Determine how many lines of the records include "ylabel", and answer with the number alone.

........

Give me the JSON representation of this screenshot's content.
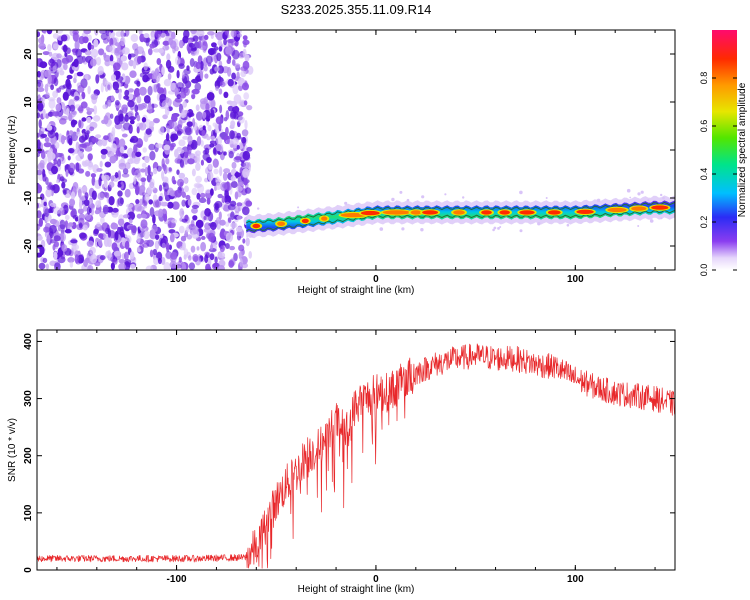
{
  "title": "S233.2025.355.11.09.R14",
  "colors": {
    "snr_line": "#e8282b",
    "band_outline": "#1f6e3a",
    "noise": [
      "#5a14d8",
      "#8a4be6",
      "#b58cf0",
      "#d9c4f8"
    ]
  },
  "colorbar": {
    "label": "Normalized spectral amplitude",
    "ticks": [
      "0.0",
      "0.2",
      "0.4",
      "0.6",
      "0.8"
    ],
    "tick_values": [
      0.0,
      0.2,
      0.4,
      0.6,
      0.8
    ],
    "range": [
      0,
      1
    ]
  },
  "chart_data": [
    {
      "type": "heatmap",
      "title": "S233.2025.355.11.09.R14",
      "xlabel": "Height of straight line (km)",
      "ylabel": "Frequency (Hz)",
      "xlim": [
        -170,
        150
      ],
      "ylim": [
        -25,
        25
      ],
      "xticks": [
        -100,
        0,
        100
      ],
      "xtick_labels": [
        "-100",
        "0",
        "100"
      ],
      "yticks": [
        -20,
        -10,
        0,
        10,
        20
      ],
      "ytick_labels": [
        "-20",
        "-10",
        "0",
        "10",
        "20"
      ],
      "noise_region": [
        -170,
        -65
      ],
      "signal_band": {
        "x": [
          -65,
          -50,
          -40,
          -30,
          -20,
          -10,
          0,
          10,
          20,
          40,
          60,
          80,
          100,
          120,
          140,
          150
        ],
        "freq": [
          -16,
          -15.5,
          -15,
          -14.5,
          -14,
          -13.5,
          -13,
          -13,
          -13,
          -13,
          -13,
          -13,
          -13,
          -12.5,
          -12,
          -12
        ]
      }
    },
    {
      "type": "line",
      "xlabel": "Height of straight line (km)",
      "ylabel": "SNR (10 * v/v)",
      "xlim": [
        -170,
        150
      ],
      "ylim": [
        0,
        420
      ],
      "xticks": [
        -100,
        0,
        100
      ],
      "xtick_labels": [
        "-100",
        "0",
        "100"
      ],
      "yticks": [
        0,
        100,
        200,
        300,
        400
      ],
      "ytick_labels": [
        "0",
        "100",
        "200",
        "300",
        "400"
      ],
      "series": [
        {
          "name": "SNR",
          "x": [
            -170,
            -120,
            -90,
            -65,
            -60,
            -55,
            -50,
            -45,
            -40,
            -35,
            -30,
            -25,
            -20,
            -15,
            -10,
            -5,
            0,
            5,
            10,
            20,
            30,
            40,
            50,
            60,
            70,
            80,
            90,
            100,
            110,
            120,
            130,
            140,
            150
          ],
          "y": [
            20,
            20,
            20,
            22,
            40,
            80,
            120,
            150,
            170,
            200,
            210,
            230,
            260,
            240,
            290,
            300,
            310,
            310,
            320,
            345,
            360,
            370,
            375,
            370,
            370,
            360,
            355,
            335,
            320,
            310,
            305,
            300,
            290
          ]
        }
      ]
    }
  ]
}
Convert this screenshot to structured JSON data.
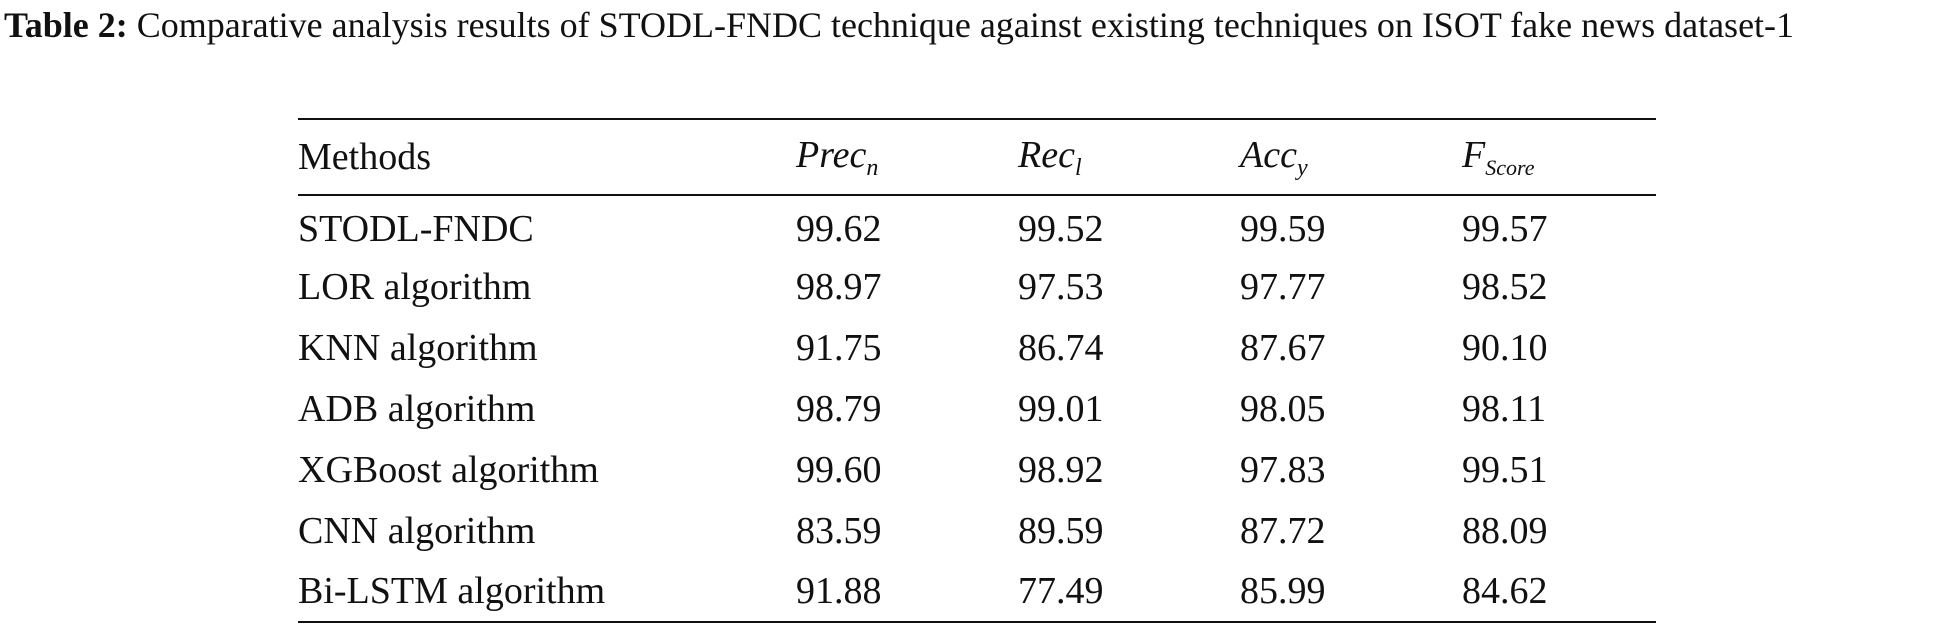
{
  "caption": {
    "label": "Table 2:",
    "text": "Comparative analysis results of STODL-FNDC technique against existing techniques on ISOT fake news dataset-1"
  },
  "table": {
    "headers": {
      "method": "Methods",
      "prec_main": "Prec",
      "prec_sub": "n",
      "rec_main": "Rec",
      "rec_sub": "l",
      "acc_main": "Acc",
      "acc_sub": "y",
      "f_main": "F",
      "f_sub": "Score"
    },
    "rows": [
      {
        "method": "STODL-FNDC",
        "prec": "99.62",
        "rec": "99.52",
        "acc": "99.59",
        "f": "99.57"
      },
      {
        "method": "LOR algorithm",
        "prec": "98.97",
        "rec": "97.53",
        "acc": "97.77",
        "f": "98.52"
      },
      {
        "method": "KNN algorithm",
        "prec": "91.75",
        "rec": "86.74",
        "acc": "87.67",
        "f": "90.10"
      },
      {
        "method": "ADB algorithm",
        "prec": "98.79",
        "rec": "99.01",
        "acc": "98.05",
        "f": "98.11"
      },
      {
        "method": "XGBoost algorithm",
        "prec": "99.60",
        "rec": "98.92",
        "acc": "97.83",
        "f": "99.51"
      },
      {
        "method": "CNN algorithm",
        "prec": "83.59",
        "rec": "89.59",
        "acc": "87.72",
        "f": "88.09"
      },
      {
        "method": "Bi-LSTM algorithm",
        "prec": "91.88",
        "rec": "77.49",
        "acc": "85.99",
        "f": "84.62"
      }
    ]
  }
}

........

→ **REPLY**:
2